=== Available data ===

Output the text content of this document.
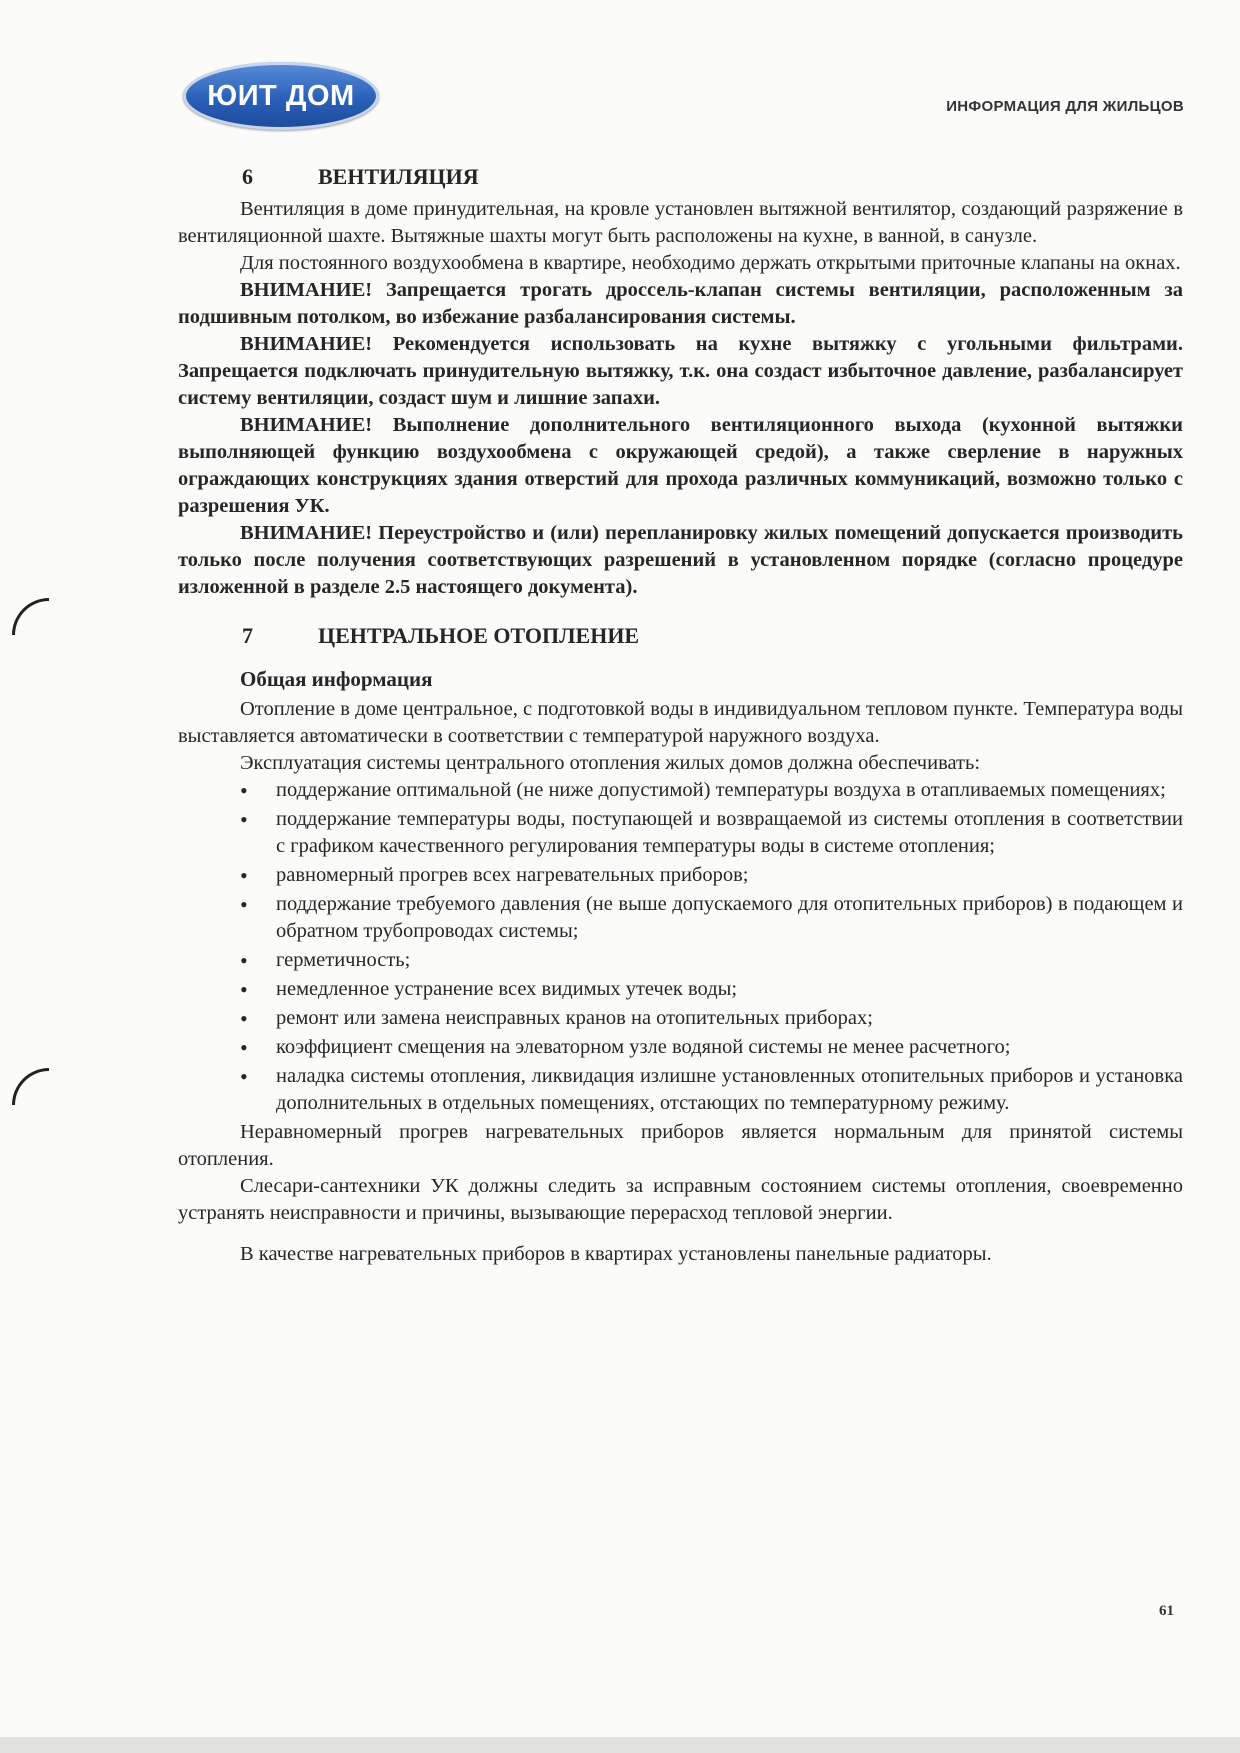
ЮИТ ДОМ	ИНФОРМАЦИЯ ДЛЯ ЖИЛЬЦОВ
6	ВЕНТИЛЯЦИЯ

Вентиляция в доме принудительная, на кровле установлен вытяжной вентилятор, создающий разряжение в вентиляционной шахте. Вытяжные шахты могут быть расположены на кухне, в ванной, в санузле.

Для постоянного воздухообмена в квартире, необходимо держать открытыми приточные клапаны на окнах.

ВНИМАНИЕ! Запрещается трогать дроссель-клапан системы вентиляции, расположенным за подшивным потолком, во избежание разбалансирования системы.

ВНИМАНИЕ! Рекомендуется использовать на кухне вытяжку с угольными фильтрами. Запрещается подключать принудительную вытяжку, т.к. она создаст избыточное давление, разбалансирует систему вентиляции, создаст шум и лишние запахи.

ВНИМАНИЕ! Выполнение дополнительного вентиляционного выхода (кухонной вытяжки выполняющей функцию воздухообмена с окружающей средой), а также сверление в наружных ограждающих конструкциях здания отверстий для прохода различных коммуникаций, возможно только с разрешения УК.

ВНИМАНИЕ! Переустройство и (или) перепланировку жилых помещений допускается производить только после получения соответствующих разрешений в установленном порядке (согласно процедуре изложенной в разделе 2.5 настоящего документа).

7	ЦЕНТРАЛЬНОЕ ОТОПЛЕНИЕ
Общая информация

Отопление в доме центральное, с подготовкой воды в индивидуальном тепловом пункте. Температура воды выставляется автоматически в соответствии с температурой наружного воздуха.

Эксплуатация системы центрального отопления жилых домов должна обеспечивать:

• поддержание оптимальной (не ниже допустимой) температуры воздуха в отапливаемых помещениях;
• поддержание температуры воды, поступающей и возвращаемой из системы отопления в соответствии с графиком качественного регулирования температуры воды в системе отопления;
• равномерный прогрев всех нагревательных приборов;
• поддержание требуемого давления (не выше допускаемого для отопительных приборов) в подающем и обратном трубопроводах системы;
• герметичность;
• немедленное устранение всех видимых утечек воды;
• ремонт или замена неисправных кранов на отопительных приборах;
• коэффициент смещения на элеваторном узле водяной системы не менее расчетного;
• наладка системы отопления, ликвидация излишне установленных отопительных приборов и установка дополнительных в отдельных помещениях, отстающих по температурному режиму.

Неравномерный прогрев нагревательных приборов является нормальным для принятой системы отопления.

Слесари-сантехники УК должны следить за исправным состоянием системы отопления, своевременно устранять неисправности и причины, вызывающие перерасход тепловой энергии.

В качестве нагревательных приборов в квартирах установлены панельные радиаторы.

61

===

§ **Task description**:
Reproduce all the records verbatim, excluding images.

§ **Exercise response**:
Output the text content of this document.
ЮИТ ДОМ	ИНФОРМАЦИЯ ДЛЯ ЖИЛЬЦОВ
6	ВЕНТИЛЯЦИЯ

Вентиляция в доме принудительная, на кровле установлен вытяжной вентилятор, создающий разряжение в вентиляционной шахте. Вытяжные шахты могут быть расположены на кухне, в ванной, в санузле.

Для постоянного воздухообмена в квартире, необходимо держать открытыми приточные клапаны на окнах.

ВНИМАНИЕ! Запрещается трогать дроссель-клапан системы вентиляции, расположенным за подшивным потолком, во избежание разбалансирования системы.

ВНИМАНИЕ! Рекомендуется использовать на кухне вытяжку с угольными фильтрами. Запрещается подключать принудительную вытяжку, т.к. она создаст избыточное давление, разбалансирует систему вентиляции, создаст шум и лишние запахи.

ВНИМАНИЕ! Выполнение дополнительного вентиляционного выхода (кухонной вытяжки выполняющей функцию воздухообмена с окружающей средой), а также сверление в наружных ограждающих конструкциях здания отверстий для прохода различных коммуникаций, возможно только с разрешения УК.

ВНИМАНИЕ! Переустройство и (или) перепланировку жилых помещений допускается производить только после получения соответствующих разрешений в установленном порядке (согласно процедуре изложенной в разделе 2.5 настоящего документа).

7	ЦЕНТРАЛЬНОЕ ОТОПЛЕНИЕ
Общая информация

Отопление в доме центральное, с подготовкой воды в индивидуальном тепловом пункте. Температура воды выставляется автоматически в соответствии с температурой наружного воздуха.

Эксплуатация системы центрального отопления жилых домов должна обеспечивать:

• поддержание оптимальной (не ниже допустимой) температуры воздуха в отапливаемых помещениях;
• поддержание температуры воды, поступающей и возвращаемой из системы отопления в соответствии с графиком качественного регулирования температуры воды в системе отопления;
• равномерный прогрев всех нагревательных приборов;
• поддержание требуемого давления (не выше допускаемого для отопительных приборов) в подающем и обратном трубопроводах системы;
• герметичность;
• немедленное устранение всех видимых утечек воды;
• ремонт или замена неисправных кранов на отопительных приборах;
• коэффициент смещения на элеваторном узле водяной системы не менее расчетного;
• наладка системы отопления, ликвидация излишне установленных отопительных приборов и установка дополнительных в отдельных помещениях, отстающих по температурному режиму.

Неравномерный прогрев нагревательных приборов является нормальным для принятой системы отопления.

Слесари-сантехники УК должны следить за исправным состоянием системы отопления, своевременно устранять неисправности и причины, вызывающие перерасход тепловой энергии.

В качестве нагревательных приборов в квартирах установлены панельные радиаторы.

61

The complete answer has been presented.